Dataset items:
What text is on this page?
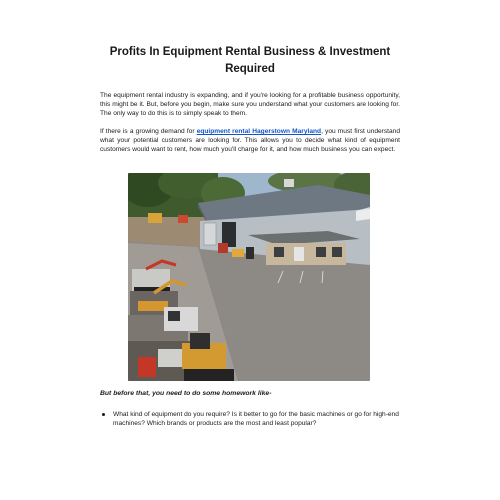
Profits In Equipment Rental Business & Investment Required

The equipment rental industry is expanding, and if you're looking for a profitable business opportunity, this might be it. But, before you begin, make sure you understand what your customers are looking for. The only way to do this is to simply speak to them.

If there is a growing demand for equipment rental Hagerstown Maryland, you must first understand what your potential customers are looking for. This allows you to decide what kind of equipment customers would want to rent, how much you'll charge for it, and how much business you can expect.

But before that, you need to do some homework like-
What kind of equipment do you require? Is it better to go for the basic machines or go for high-end machines? Which brands or products are the most and least popular?
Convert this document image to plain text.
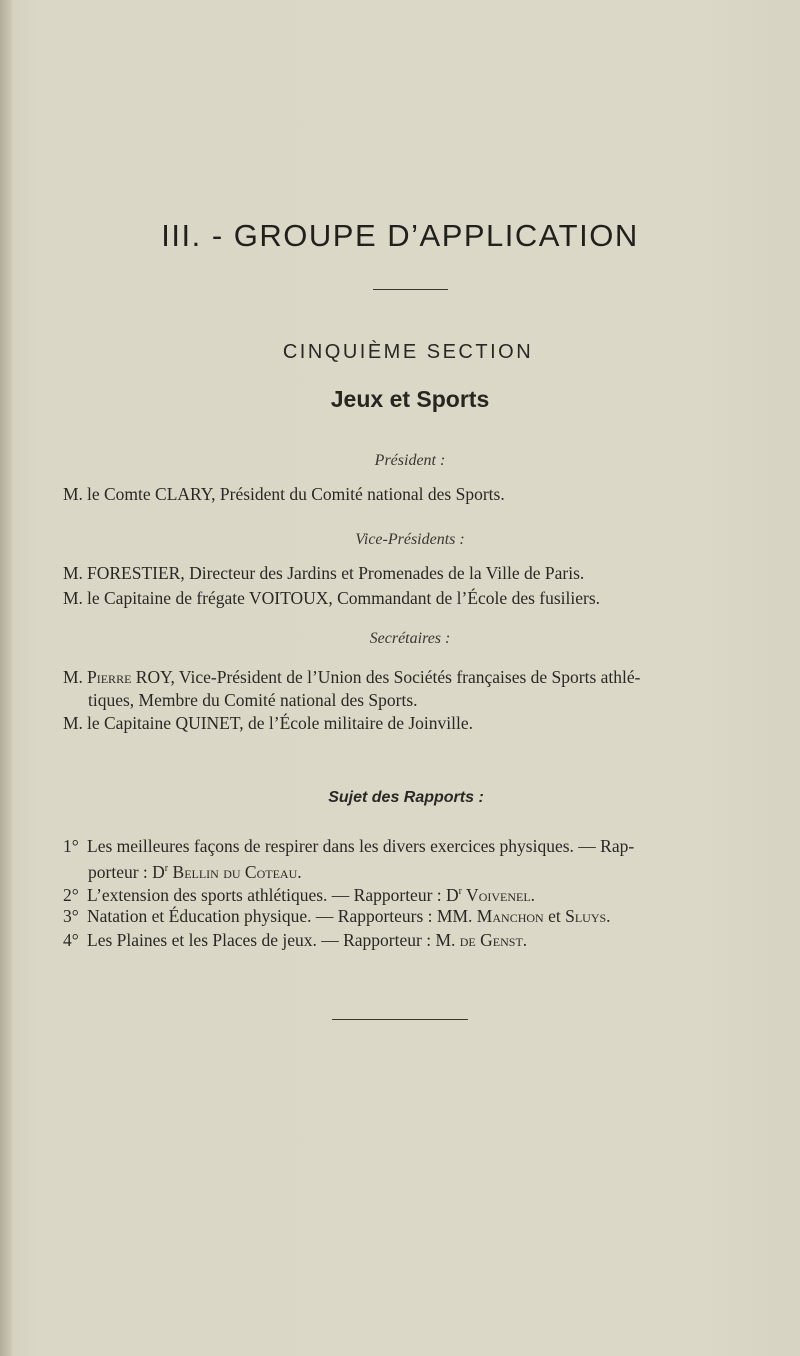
III. - GROUPE D’APPLICATION
CINQUIÈME SECTION
Jeux et Sports
Président :
M. le Comte CLARY, Président du Comité national des Sports.
Vice-Présidents :
M. FORESTIER, Directeur des Jardins et Promenades de la Ville de Paris.
M. le Capitaine de frégate VOITOUX, Commandant de l’École des fusiliers.
Secrétaires :
M. Pierre ROY, Vice-Président de l’Union des Sociétés françaises de Sports athlé-
tiques, Membre du Comité national des Sports.
M. le Capitaine QUINET, de l’École militaire de Joinville.
Sujet des Rapports :
1° Les meilleures façons de respirer dans les divers exercices physiques. — Rap-
porteur : $D^r$ Bellin du Coteau.
2° L’extension des sports athlétiques. — Rapporteur : $D^r$ Voivenel.
3° Natation et Éducation physique. — Rapporteurs : MM. Manchon et Sluys.
4° Les Plaines et les Places de jeux. — Rapporteur : M. de Genst.
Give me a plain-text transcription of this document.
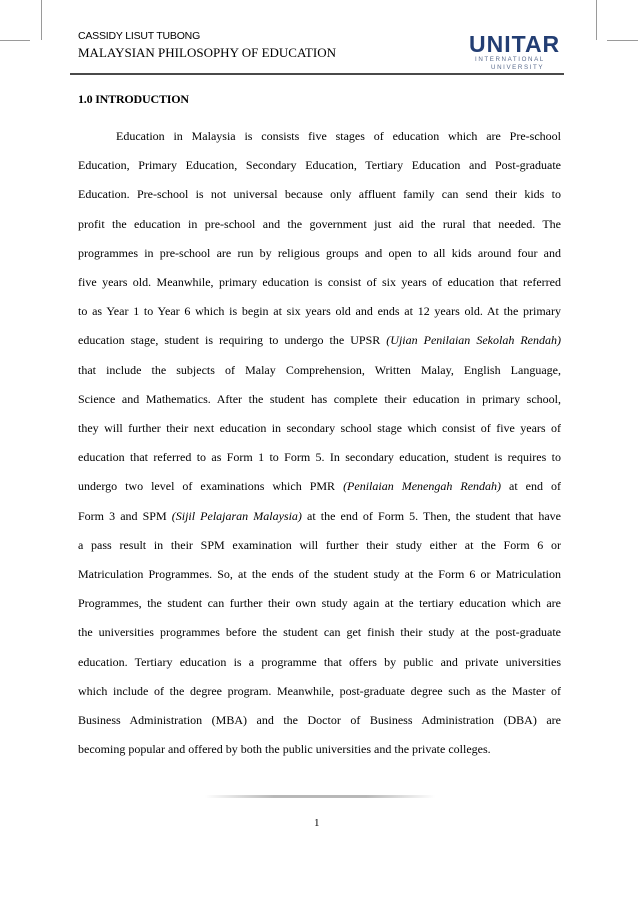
CASSIDY LISUT TUBONG
MALAYSIAN PHILOSOPHY OF EDUCATION	UNITAR
INTERNATIONAL
UNIVERSITY
1.0 INTRODUCTION
Education in Malaysia is consists five stages of education which are Pre-school
Education, Primary Education, Secondary Education, Tertiary Education and Post-graduate
Education. Pre-school is not universal because only affluent family can send their kids to
profit the education in pre-school and the government just aid the rural that needed. The
programmes in pre-school are run by religious groups and open to all kids around four and
five years old. Meanwhile, primary education is consist of six years of education that referred
to as Year 1 to Year 6 which is begin at six years old and ends at 12 years old. At the primary
education stage, student is requiring to undergo the UPSR (Ujian Penilaian Sekolah Rendah)
that include the subjects of Malay Comprehension, Written Malay, English Language,
Science and Mathematics. After the student has complete their education in primary school,
they will further their next education in secondary school stage which consist of five years of
education that referred to as Form 1 to Form 5. In secondary education, student is requires to
undergo two level of examinations which PMR (Penilaian Menengah Rendah) at end of
Form 3 and SPM (Sijil Pelajaran Malaysia) at the end of Form 5. Then, the student that have
a pass result in their SPM examination will further their study either at the Form 6 or
Matriculation Programmes. So, at the ends of the student study at the Form 6 or Matriculation
Programmes, the student can further their own study again at the tertiary education which are
the universities programmes before the student can get finish their study at the post-graduate
education. Tertiary education is a programme that offers by public and private universities
which include of the degree program. Meanwhile, post-graduate degree such as the Master of
Business Administration (MBA) and the Doctor of Business Administration (DBA) are
becoming popular and offered by both the public universities and the private colleges.
1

» Prompt:
Identify each line in the entries with the word "École" and copy it.

» Response:
M. le Capitaine de frégate VOITOUX, Commandant de l’École des fusiliers.
M. le Capitaine QUINET, de l’École militaire de Joinville.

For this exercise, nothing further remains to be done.